● Written problem: Look through the records below and collect all lines that hold the string "business".

● Material for the task:
◆ ◆ ◆ ◆ ◆ ◆ ◆

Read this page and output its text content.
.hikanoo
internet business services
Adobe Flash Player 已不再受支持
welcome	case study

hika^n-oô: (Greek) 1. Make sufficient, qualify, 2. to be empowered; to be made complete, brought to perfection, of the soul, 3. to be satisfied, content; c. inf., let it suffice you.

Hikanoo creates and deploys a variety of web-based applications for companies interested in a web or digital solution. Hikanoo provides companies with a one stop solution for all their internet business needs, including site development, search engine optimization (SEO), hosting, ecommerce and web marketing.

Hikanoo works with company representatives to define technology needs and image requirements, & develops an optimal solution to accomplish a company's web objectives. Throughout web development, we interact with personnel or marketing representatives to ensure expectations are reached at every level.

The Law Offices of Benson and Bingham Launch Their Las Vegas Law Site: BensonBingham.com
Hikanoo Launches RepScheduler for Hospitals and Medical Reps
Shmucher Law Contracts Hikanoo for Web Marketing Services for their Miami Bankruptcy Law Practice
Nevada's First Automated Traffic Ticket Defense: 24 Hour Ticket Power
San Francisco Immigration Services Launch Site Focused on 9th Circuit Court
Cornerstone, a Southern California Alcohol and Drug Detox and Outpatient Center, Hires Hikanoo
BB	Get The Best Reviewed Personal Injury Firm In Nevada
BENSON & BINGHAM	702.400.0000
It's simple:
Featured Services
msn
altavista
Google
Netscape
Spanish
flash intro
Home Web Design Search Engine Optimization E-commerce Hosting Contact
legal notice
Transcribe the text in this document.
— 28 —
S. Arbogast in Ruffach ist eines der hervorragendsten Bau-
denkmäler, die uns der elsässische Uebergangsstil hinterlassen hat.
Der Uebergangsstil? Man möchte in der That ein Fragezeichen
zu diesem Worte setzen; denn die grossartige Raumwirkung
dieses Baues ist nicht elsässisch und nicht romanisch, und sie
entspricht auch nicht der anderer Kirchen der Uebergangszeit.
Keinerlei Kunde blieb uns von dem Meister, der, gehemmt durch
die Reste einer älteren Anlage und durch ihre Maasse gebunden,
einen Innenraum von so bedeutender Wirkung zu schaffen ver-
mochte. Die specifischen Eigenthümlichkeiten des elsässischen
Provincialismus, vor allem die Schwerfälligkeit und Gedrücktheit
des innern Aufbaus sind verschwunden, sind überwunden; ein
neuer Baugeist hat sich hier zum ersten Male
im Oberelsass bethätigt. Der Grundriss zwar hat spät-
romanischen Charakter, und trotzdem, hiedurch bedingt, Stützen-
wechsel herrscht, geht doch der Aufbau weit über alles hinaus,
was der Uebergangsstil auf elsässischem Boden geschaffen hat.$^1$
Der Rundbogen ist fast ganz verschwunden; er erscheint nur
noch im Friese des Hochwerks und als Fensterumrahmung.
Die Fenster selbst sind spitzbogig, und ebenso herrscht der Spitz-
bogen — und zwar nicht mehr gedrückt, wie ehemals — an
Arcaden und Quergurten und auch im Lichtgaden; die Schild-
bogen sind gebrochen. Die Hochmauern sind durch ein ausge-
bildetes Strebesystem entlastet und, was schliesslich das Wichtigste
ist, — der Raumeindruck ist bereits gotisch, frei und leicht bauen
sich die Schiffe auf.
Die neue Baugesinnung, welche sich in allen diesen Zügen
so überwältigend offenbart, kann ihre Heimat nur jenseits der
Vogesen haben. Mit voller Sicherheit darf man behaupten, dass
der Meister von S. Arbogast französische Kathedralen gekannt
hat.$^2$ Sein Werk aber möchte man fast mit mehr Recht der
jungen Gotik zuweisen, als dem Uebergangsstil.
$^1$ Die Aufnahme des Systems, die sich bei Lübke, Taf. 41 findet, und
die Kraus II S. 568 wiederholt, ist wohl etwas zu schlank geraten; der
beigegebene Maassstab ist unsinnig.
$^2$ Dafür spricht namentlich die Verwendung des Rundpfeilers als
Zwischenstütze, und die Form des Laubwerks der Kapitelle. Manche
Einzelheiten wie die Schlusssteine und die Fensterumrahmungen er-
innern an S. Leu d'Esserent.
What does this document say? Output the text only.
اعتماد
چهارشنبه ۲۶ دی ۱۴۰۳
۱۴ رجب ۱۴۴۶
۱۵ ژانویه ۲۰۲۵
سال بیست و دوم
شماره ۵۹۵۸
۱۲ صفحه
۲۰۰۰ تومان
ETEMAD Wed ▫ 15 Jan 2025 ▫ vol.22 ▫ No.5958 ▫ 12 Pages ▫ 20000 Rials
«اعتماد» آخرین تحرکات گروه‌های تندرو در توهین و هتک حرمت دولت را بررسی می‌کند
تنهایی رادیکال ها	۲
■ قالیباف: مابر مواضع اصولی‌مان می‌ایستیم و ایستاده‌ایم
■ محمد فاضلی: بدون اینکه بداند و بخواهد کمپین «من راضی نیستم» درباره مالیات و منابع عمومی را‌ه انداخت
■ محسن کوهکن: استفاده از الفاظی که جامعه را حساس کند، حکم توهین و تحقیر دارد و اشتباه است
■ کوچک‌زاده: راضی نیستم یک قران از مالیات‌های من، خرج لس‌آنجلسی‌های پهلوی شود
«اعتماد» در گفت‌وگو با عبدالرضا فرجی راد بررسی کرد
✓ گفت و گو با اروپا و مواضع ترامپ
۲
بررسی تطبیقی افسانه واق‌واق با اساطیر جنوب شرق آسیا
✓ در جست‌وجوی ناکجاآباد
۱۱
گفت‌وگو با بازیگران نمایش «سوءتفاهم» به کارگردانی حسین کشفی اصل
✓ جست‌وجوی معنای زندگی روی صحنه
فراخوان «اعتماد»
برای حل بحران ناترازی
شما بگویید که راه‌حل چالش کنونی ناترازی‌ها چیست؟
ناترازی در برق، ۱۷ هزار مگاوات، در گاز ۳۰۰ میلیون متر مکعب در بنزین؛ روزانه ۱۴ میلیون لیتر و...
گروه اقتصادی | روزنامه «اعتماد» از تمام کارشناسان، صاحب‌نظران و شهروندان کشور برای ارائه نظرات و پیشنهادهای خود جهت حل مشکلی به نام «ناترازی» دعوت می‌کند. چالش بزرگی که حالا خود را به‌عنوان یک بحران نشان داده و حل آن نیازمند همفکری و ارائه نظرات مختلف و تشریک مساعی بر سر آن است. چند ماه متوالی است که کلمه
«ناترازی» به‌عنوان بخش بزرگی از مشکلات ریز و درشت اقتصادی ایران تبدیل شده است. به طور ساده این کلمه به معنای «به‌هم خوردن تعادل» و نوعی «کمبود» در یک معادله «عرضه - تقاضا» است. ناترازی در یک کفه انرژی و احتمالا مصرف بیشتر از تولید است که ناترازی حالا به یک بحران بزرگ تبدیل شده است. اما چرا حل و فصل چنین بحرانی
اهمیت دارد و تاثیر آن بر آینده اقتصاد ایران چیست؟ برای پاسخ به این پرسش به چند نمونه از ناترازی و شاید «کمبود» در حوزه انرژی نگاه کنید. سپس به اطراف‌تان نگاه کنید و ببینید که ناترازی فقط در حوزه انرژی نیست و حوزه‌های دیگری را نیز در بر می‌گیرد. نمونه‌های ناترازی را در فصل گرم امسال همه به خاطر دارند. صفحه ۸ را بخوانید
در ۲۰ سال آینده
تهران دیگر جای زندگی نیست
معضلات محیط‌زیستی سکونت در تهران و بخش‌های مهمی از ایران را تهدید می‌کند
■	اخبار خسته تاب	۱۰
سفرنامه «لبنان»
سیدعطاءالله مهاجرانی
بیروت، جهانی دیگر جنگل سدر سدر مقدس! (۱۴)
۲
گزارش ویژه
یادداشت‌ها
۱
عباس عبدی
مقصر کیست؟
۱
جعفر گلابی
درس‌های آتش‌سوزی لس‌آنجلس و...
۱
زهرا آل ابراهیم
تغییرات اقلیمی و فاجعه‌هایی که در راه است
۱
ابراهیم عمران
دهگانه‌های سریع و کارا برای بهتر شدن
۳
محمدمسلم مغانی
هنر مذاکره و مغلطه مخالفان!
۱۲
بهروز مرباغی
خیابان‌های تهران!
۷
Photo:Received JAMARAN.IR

◆ ◆ ◆ ◆ ◆ ◆ ◆

● Exercise output:
internet business services
Hikanoo creates and deploys a variety of web-based applications for companies interested in a web or digital solution. Hikanoo provides companies with a one stop solution for all their internet business needs, including site development, search engine optimization (SEO), hosting, ecommerce and web marketing.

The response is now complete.